■ **Exercise requirements**: Count the lines in the listing below that contain the string "贫困家庭高校毕业生", treating uppercase and lowercase as distinct, and give only the number.

Layout region records
= = = = =
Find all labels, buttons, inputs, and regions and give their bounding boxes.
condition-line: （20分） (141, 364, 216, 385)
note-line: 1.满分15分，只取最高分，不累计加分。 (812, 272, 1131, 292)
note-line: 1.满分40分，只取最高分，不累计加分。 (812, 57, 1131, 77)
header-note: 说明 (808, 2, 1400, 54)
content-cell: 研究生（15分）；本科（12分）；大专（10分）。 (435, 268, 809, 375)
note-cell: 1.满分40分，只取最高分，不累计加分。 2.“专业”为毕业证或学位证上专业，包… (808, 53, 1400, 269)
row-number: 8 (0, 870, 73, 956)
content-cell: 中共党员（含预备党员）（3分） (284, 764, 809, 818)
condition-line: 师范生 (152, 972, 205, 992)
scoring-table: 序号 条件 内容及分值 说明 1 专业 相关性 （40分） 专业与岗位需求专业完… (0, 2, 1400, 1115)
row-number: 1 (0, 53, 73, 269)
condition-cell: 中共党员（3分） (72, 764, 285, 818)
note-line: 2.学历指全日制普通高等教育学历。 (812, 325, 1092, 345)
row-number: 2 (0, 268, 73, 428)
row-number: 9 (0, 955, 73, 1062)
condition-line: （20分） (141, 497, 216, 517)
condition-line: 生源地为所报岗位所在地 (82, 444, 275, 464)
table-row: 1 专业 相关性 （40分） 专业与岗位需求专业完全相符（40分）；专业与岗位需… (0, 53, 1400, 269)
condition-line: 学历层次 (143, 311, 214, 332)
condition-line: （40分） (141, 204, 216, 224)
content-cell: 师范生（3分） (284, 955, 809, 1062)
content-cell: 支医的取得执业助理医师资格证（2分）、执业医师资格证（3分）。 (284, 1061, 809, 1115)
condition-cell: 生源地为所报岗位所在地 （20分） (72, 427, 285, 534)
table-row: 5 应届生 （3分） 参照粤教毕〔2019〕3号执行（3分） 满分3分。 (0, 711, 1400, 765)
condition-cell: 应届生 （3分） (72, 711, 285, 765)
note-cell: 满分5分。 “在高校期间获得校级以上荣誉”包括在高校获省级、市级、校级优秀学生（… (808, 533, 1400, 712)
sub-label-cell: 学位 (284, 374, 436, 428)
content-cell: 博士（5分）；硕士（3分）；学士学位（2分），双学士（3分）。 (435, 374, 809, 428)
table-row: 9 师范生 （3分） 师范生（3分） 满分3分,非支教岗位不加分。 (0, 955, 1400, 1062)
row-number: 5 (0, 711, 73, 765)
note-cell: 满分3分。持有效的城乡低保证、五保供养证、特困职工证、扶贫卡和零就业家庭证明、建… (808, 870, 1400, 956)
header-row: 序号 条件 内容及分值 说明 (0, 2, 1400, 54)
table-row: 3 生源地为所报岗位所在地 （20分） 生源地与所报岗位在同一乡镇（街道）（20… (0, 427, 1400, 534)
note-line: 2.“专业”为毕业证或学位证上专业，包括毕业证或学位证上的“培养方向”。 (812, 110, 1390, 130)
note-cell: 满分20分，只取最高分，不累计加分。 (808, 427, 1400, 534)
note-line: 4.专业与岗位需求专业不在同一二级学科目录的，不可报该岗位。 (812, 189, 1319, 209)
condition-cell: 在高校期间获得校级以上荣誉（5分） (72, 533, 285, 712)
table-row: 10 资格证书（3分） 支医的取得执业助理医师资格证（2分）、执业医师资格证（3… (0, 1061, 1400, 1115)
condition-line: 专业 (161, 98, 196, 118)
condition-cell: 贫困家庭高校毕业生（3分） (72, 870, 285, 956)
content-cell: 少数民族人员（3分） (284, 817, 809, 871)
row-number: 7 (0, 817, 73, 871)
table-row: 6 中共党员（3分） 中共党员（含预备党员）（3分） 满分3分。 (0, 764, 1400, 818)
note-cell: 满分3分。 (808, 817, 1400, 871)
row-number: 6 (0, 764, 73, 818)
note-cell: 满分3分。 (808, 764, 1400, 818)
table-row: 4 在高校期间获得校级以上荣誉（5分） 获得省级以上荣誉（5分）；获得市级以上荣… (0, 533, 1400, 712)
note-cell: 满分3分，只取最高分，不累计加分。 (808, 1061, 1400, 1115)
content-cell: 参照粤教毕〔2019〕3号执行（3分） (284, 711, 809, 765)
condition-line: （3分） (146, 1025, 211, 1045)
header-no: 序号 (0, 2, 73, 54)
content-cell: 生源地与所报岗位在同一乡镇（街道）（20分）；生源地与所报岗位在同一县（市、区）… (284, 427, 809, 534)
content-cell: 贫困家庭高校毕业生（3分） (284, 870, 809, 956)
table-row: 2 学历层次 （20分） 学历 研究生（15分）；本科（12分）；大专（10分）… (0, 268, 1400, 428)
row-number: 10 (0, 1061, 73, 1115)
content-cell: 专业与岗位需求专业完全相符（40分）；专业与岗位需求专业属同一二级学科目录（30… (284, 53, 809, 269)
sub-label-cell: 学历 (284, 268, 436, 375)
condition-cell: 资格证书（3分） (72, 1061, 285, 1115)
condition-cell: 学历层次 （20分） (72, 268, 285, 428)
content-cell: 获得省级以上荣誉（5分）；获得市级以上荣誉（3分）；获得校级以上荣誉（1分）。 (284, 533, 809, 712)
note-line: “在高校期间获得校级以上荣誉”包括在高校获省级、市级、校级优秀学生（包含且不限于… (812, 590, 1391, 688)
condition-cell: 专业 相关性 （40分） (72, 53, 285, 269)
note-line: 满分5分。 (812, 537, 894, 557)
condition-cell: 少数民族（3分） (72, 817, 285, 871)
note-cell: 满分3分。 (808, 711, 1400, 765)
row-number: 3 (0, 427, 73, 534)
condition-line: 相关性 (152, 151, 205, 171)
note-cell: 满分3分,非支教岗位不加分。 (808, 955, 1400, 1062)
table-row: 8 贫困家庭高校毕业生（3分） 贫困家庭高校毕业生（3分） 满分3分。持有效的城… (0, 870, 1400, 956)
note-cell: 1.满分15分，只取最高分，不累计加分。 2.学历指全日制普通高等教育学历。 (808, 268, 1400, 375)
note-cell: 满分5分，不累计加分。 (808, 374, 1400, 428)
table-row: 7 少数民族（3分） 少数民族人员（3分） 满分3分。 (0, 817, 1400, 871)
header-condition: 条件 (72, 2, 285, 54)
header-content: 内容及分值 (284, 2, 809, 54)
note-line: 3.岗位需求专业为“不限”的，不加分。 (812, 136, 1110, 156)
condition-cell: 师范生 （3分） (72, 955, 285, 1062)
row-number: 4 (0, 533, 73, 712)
= = = = =
■ **Final answer**: 3